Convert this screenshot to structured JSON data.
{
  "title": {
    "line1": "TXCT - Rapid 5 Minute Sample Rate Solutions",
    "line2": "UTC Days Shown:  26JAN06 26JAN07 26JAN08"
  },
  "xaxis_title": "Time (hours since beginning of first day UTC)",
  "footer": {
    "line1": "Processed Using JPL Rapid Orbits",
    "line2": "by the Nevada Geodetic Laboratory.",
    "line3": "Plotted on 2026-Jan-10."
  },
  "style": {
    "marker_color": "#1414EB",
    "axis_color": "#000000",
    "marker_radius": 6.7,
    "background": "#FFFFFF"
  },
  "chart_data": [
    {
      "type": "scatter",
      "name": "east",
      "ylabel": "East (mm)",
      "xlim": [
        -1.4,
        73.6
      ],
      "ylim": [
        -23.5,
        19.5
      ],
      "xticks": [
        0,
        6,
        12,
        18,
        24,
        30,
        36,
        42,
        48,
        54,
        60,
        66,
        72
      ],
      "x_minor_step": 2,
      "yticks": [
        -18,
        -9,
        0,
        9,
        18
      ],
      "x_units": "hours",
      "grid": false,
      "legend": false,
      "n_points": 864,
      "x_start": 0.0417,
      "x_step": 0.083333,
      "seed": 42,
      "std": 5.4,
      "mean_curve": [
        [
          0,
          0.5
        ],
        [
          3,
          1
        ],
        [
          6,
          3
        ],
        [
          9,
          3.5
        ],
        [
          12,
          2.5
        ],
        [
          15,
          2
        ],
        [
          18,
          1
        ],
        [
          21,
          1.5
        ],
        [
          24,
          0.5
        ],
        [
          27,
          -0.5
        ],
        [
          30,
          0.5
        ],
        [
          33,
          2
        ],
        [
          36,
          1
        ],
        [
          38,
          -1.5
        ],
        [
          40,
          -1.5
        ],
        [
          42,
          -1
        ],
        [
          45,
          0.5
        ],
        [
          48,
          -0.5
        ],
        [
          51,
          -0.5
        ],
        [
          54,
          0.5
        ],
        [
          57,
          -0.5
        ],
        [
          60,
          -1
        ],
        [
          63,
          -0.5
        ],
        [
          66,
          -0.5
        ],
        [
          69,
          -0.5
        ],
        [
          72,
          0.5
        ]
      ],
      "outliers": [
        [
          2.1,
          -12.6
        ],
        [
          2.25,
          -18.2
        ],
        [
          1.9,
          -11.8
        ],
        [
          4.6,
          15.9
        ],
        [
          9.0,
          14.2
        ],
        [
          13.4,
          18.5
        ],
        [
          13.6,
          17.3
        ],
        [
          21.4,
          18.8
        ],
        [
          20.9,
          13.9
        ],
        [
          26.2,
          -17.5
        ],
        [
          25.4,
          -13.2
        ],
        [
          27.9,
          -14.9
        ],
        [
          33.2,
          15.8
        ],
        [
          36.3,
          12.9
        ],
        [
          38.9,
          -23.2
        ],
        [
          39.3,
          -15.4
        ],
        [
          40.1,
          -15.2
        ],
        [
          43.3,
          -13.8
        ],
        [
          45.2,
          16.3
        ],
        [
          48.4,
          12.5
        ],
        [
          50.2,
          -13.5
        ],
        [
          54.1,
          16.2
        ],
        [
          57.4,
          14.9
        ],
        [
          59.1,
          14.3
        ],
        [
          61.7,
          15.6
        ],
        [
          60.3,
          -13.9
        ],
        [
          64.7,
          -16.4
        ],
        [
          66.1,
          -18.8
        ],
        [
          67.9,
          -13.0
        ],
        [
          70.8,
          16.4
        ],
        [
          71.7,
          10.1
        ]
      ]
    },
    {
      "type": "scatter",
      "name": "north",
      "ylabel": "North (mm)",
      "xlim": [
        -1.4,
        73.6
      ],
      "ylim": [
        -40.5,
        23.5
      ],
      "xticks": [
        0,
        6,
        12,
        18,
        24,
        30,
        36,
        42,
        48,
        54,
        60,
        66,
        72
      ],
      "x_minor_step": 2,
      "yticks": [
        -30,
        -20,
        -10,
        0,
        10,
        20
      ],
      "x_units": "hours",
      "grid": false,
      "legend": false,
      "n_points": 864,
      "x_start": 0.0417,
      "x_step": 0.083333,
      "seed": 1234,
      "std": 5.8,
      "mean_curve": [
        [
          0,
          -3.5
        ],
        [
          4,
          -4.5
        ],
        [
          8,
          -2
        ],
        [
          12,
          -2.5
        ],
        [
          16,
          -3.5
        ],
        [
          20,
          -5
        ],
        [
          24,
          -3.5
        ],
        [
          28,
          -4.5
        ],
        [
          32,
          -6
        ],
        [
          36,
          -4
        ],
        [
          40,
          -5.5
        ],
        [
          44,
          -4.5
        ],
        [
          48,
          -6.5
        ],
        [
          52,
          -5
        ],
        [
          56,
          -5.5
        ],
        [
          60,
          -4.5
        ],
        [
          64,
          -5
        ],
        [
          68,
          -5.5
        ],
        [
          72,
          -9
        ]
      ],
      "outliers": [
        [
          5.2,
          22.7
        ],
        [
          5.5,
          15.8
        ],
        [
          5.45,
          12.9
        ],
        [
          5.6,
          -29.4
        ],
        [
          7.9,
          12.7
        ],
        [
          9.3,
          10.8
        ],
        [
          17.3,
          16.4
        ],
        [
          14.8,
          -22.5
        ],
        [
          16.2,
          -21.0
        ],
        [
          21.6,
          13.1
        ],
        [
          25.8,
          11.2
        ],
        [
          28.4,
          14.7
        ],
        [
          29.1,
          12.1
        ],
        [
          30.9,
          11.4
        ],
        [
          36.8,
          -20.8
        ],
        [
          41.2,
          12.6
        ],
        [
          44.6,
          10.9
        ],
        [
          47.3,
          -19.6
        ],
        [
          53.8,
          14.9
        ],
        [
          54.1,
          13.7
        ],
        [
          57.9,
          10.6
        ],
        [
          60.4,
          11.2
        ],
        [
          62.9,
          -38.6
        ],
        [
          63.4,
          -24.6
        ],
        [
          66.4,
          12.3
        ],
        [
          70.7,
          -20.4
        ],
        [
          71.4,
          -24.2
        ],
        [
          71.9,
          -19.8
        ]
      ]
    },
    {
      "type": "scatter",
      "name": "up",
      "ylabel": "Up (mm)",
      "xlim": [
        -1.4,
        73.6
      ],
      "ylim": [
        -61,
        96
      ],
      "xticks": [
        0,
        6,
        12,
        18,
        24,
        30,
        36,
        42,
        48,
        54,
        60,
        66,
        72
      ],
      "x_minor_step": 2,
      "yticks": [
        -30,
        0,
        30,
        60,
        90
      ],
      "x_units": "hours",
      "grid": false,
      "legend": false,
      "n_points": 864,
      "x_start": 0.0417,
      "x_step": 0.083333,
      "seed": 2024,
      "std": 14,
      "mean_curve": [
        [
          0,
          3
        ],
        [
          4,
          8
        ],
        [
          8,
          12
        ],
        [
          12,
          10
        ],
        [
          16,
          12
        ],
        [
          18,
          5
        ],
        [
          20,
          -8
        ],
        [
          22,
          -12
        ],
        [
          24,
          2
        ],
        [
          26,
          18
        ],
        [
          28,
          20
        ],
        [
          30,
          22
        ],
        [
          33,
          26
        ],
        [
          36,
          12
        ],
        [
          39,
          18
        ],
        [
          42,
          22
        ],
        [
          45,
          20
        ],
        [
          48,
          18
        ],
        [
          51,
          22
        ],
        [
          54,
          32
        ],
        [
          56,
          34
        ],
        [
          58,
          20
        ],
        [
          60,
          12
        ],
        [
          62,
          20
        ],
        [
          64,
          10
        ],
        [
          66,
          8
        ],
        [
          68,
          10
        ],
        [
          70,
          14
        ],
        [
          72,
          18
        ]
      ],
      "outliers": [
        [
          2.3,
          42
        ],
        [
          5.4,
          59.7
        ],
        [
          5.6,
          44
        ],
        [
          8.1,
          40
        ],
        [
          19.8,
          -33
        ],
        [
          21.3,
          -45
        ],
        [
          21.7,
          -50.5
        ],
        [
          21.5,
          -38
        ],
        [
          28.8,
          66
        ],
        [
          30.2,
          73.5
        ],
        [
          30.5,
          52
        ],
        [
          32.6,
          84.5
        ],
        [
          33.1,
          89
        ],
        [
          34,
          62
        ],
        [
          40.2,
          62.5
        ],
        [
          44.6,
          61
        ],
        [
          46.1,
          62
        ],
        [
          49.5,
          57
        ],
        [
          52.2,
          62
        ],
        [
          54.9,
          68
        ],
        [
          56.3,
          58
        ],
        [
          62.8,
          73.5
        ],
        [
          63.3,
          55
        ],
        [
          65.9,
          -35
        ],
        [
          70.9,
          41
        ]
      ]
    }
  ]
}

■ ■ ■

=== Stated goal ===
Above are the records. Copy every line in them holding "ylabel".

=== Complete output ===
      "ylabel": "East (mm)",
      "ylabel": "North (mm)",
      "ylabel": "Up (mm)",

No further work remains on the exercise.